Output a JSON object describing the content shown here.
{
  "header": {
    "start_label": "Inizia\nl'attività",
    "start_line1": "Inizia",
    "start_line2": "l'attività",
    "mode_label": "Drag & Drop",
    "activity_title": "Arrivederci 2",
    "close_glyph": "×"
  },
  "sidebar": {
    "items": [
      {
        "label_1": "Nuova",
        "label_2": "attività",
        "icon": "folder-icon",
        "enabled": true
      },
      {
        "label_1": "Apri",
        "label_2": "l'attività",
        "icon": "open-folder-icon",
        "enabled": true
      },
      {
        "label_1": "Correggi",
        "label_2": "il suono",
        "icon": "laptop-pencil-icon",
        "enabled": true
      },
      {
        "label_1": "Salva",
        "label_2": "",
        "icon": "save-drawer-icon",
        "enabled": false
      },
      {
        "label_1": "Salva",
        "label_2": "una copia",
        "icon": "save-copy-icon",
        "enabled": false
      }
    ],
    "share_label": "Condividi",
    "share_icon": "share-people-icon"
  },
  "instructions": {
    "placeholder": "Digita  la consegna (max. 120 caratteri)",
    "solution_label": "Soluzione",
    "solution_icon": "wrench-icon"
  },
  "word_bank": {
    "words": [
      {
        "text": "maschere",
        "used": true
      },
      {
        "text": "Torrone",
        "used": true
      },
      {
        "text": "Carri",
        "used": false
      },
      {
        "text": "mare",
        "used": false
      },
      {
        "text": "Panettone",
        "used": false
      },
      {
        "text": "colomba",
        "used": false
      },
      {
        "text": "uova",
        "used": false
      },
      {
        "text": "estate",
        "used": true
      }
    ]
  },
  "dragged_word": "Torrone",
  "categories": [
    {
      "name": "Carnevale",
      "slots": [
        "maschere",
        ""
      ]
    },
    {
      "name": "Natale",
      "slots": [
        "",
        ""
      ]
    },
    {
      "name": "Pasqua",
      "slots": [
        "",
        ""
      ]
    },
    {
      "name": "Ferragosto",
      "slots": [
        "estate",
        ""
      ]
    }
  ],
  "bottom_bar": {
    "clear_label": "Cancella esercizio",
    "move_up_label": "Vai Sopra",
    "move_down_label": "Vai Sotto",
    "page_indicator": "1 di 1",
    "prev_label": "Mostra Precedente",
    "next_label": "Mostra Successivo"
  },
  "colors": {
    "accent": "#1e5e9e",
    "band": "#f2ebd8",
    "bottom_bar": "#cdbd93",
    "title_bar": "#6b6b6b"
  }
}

### Set problem
Reproduce all the data word for word.

### Output of the task
Output a JSON object describing the content shown here.
{
  "header": {
    "start_label": "Inizia\nl'attività",
    "start_line1": "Inizia",
    "start_line2": "l'attività",
    "mode_label": "Drag & Drop",
    "activity_title": "Arrivederci 2",
    "close_glyph": "×"
  },
  "sidebar": {
    "items": [
      {
        "label_1": "Nuova",
        "label_2": "attività",
        "icon": "folder-icon",
        "enabled": true
      },
      {
        "label_1": "Apri",
        "label_2": "l'attività",
        "icon": "open-folder-icon",
        "enabled": true
      },
      {
        "label_1": "Correggi",
        "label_2": "il suono",
        "icon": "laptop-pencil-icon",
        "enabled": true
      },
      {
        "label_1": "Salva",
        "label_2": "",
        "icon": "save-drawer-icon",
        "enabled": false
      },
      {
        "label_1": "Salva",
        "label_2": "una copia",
        "icon": "save-copy-icon",
        "enabled": false
      }
    ],
    "share_label": "Condividi",
    "share_icon": "share-people-icon"
  },
  "instructions": {
    "placeholder": "Digita  la consegna (max. 120 caratteri)",
    "solution_label": "Soluzione",
    "solution_icon": "wrench-icon"
  },
  "word_bank": {
    "words": [
      {
        "text": "maschere",
        "used": true
      },
      {
        "text": "Torrone",
        "used": true
      },
      {
        "text": "Carri",
        "used": false
      },
      {
        "text": "mare",
        "used": false
      },
      {
        "text": "Panettone",
        "used": false
      },
      {
        "text": "colomba",
        "used": false
      },
      {
        "text": "uova",
        "used": false
      },
      {
        "text": "estate",
        "used": true
      }
    ]
  },
  "dragged_word": "Torrone",
  "categories": [
    {
      "name": "Carnevale",
      "slots": [
        "maschere",
        ""
      ]
    },
    {
      "name": "Natale",
      "slots": [
        "",
        ""
      ]
    },
    {
      "name": "Pasqua",
      "slots": [
        "",
        ""
      ]
    },
    {
      "name": "Ferragosto",
      "slots": [
        "estate",
        ""
      ]
    }
  ],
  "bottom_bar": {
    "clear_label": "Cancella esercizio",
    "move_up_label": "Vai Sopra",
    "move_down_label": "Vai Sotto",
    "page_indicator": "1 di 1",
    "prev_label": "Mostra Precedente",
    "next_label": "Mostra Successivo"
  },
  "colors": {
    "accent": "#1e5e9e",
    "band": "#f2ebd8",
    "bottom_bar": "#cdbd93",
    "title_bar": "#6b6b6b"
  }
}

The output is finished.